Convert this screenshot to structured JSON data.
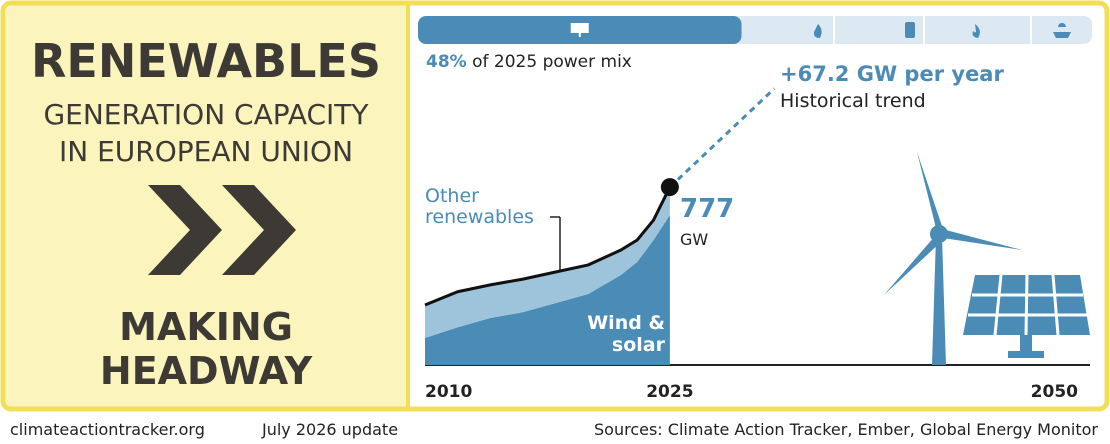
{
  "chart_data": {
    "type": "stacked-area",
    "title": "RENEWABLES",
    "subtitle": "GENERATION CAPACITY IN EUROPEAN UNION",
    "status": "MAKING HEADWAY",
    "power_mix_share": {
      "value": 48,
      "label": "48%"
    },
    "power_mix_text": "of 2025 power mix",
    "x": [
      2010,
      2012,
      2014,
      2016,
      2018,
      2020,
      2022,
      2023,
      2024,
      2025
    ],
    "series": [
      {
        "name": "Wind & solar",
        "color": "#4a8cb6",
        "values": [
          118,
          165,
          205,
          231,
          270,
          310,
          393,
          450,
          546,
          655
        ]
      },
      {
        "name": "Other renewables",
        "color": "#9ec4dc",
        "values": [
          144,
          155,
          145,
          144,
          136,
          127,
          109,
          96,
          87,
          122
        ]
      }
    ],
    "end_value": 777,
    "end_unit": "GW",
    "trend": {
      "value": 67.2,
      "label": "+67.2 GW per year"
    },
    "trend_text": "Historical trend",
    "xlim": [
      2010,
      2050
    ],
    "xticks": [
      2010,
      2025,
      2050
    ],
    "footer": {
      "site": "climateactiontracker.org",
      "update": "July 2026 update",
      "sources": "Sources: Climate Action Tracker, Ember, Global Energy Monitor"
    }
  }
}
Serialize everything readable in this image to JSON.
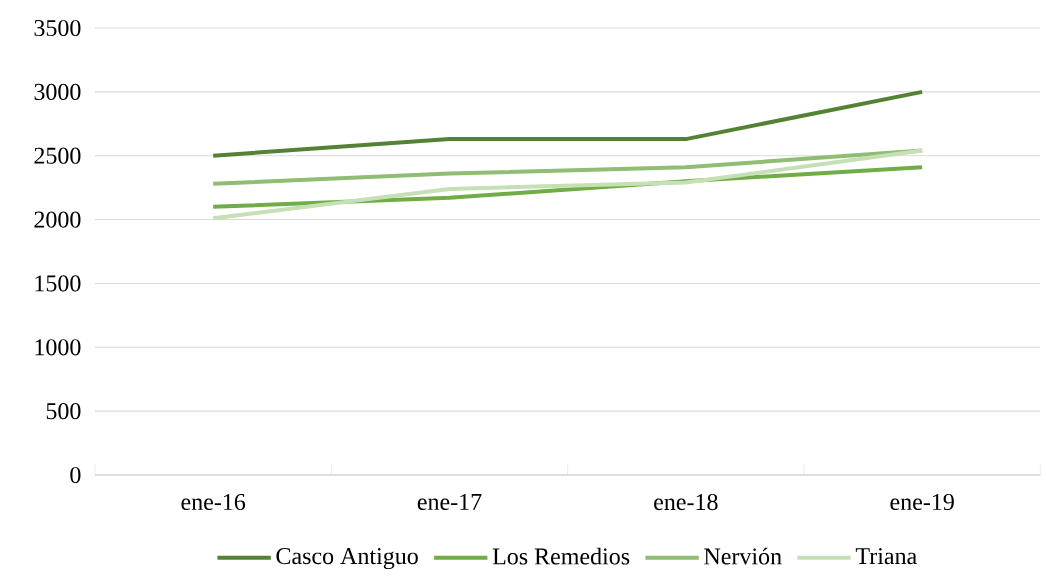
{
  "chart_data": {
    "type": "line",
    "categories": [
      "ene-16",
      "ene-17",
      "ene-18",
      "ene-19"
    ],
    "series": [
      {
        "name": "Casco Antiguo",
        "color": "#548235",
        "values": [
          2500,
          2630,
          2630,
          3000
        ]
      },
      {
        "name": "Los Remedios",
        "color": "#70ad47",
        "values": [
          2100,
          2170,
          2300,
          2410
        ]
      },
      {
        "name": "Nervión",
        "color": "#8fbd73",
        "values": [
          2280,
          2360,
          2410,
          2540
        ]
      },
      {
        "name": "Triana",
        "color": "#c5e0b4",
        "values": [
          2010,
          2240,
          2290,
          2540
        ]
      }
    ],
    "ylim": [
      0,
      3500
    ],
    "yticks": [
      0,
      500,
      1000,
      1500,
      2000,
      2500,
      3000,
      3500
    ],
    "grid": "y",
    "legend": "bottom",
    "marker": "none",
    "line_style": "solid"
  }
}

+--

§ **Your task**: Go through the listing above and write it out again exactly, dropping the pictures.

§ **The output**:
Convert this screenshot to structured JSON data.
{
  "chart_data": {
    "type": "stacked-area",
    "title": "RENEWABLES",
    "subtitle": "GENERATION CAPACITY IN EUROPEAN UNION",
    "status": "MAKING HEADWAY",
    "power_mix_share": {
      "value": 48,
      "label": "48%"
    },
    "power_mix_text": "of 2025 power mix",
    "x": [
      2010,
      2012,
      2014,
      2016,
      2018,
      2020,
      2022,
      2023,
      2024,
      2025
    ],
    "series": [
      {
        "name": "Wind & solar",
        "color": "#4a8cb6",
        "values": [
          118,
          165,
          205,
          231,
          270,
          310,
          393,
          450,
          546,
          655
        ]
      },
      {
        "name": "Other renewables",
        "color": "#9ec4dc",
        "values": [
          144,
          155,
          145,
          144,
          136,
          127,
          109,
          96,
          87,
          122
        ]
      }
    ],
    "end_value": 777,
    "end_unit": "GW",
    "trend": {
      "value": 67.2,
      "label": "+67.2 GW per year"
    },
    "trend_text": "Historical trend",
    "xlim": [
      2010,
      2050
    ],
    "xticks": [
      2010,
      2025,
      2050
    ],
    "footer": {
      "site": "climateactiontracker.org",
      "update": "July 2026 update",
      "sources": "Sources: Climate Action Tracker, Ember, Global Energy Monitor"
    }
  }
}
Serialize everything readable in this image to JSON.
{
  "chart_data": {
    "type": "line",
    "categories": [
      "ene-16",
      "ene-17",
      "ene-18",
      "ene-19"
    ],
    "series": [
      {
        "name": "Casco Antiguo",
        "color": "#548235",
        "values": [
          2500,
          2630,
          2630,
          3000
        ]
      },
      {
        "name": "Los Remedios",
        "color": "#70ad47",
        "values": [
          2100,
          2170,
          2300,
          2410
        ]
      },
      {
        "name": "Nervión",
        "color": "#8fbd73",
        "values": [
          2280,
          2360,
          2410,
          2540
        ]
      },
      {
        "name": "Triana",
        "color": "#c5e0b4",
        "values": [
          2010,
          2240,
          2290,
          2540
        ]
      }
    ],
    "ylim": [
      0,
      3500
    ],
    "yticks": [
      0,
      500,
      1000,
      1500,
      2000,
      2500,
      3000,
      3500
    ],
    "grid": "y",
    "legend": "bottom",
    "marker": "none",
    "line_style": "solid"
  }
}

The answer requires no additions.